Collected data:
"""
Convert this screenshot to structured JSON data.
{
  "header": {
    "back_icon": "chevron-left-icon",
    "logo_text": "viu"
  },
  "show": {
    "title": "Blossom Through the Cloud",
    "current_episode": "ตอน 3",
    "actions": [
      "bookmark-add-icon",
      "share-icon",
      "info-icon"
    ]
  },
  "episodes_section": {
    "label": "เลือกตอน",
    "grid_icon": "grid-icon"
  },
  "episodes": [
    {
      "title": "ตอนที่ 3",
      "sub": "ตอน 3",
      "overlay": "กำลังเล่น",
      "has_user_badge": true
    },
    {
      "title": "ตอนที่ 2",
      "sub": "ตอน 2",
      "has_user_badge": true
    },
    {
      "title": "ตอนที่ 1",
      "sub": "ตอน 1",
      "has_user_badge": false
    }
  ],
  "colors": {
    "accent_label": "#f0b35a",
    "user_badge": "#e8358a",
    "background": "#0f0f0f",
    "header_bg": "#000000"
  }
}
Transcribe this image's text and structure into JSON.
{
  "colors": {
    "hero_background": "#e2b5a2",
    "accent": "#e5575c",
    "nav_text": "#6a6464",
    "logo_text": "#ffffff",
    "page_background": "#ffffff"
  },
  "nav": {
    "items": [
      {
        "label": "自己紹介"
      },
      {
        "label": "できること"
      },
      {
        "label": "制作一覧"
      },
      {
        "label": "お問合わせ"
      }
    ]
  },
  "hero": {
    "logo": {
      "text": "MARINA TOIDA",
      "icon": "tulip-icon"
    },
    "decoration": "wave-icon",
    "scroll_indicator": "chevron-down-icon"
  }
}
"""
* **Aim of the task**
Retype the entries one by one, exactly.

* **Output for this exercise**
Convert this screenshot to structured JSON data.
{
  "header": {
    "back_icon": "chevron-left-icon",
    "logo_text": "viu"
  },
  "show": {
    "title": "Blossom Through the Cloud",
    "current_episode": "ตอน 3",
    "actions": [
      "bookmark-add-icon",
      "share-icon",
      "info-icon"
    ]
  },
  "episodes_section": {
    "label": "เลือกตอน",
    "grid_icon": "grid-icon"
  },
  "episodes": [
    {
      "title": "ตอนที่ 3",
      "sub": "ตอน 3",
      "overlay": "กำลังเล่น",
      "has_user_badge": true
    },
    {
      "title": "ตอนที่ 2",
      "sub": "ตอน 2",
      "has_user_badge": true
    },
    {
      "title": "ตอนที่ 1",
      "sub": "ตอน 1",
      "has_user_badge": false
    }
  ],
  "colors": {
    "accent_label": "#f0b35a",
    "user_badge": "#e8358a",
    "background": "#0f0f0f",
    "header_bg": "#000000"
  }
}
Transcribe this image's text and structure into JSON.
{
  "colors": {
    "hero_background": "#e2b5a2",
    "accent": "#e5575c",
    "nav_text": "#6a6464",
    "logo_text": "#ffffff",
    "page_background": "#ffffff"
  },
  "nav": {
    "items": [
      {
        "label": "自己紹介"
      },
      {
        "label": "できること"
      },
      {
        "label": "制作一覧"
      },
      {
        "label": "お問合わせ"
      }
    ]
  },
  "hero": {
    "logo": {
      "text": "MARINA TOIDA",
      "icon": "tulip-icon"
    },
    "decoration": "wave-icon",
    "scroll_indicator": "chevron-down-icon"
  }
}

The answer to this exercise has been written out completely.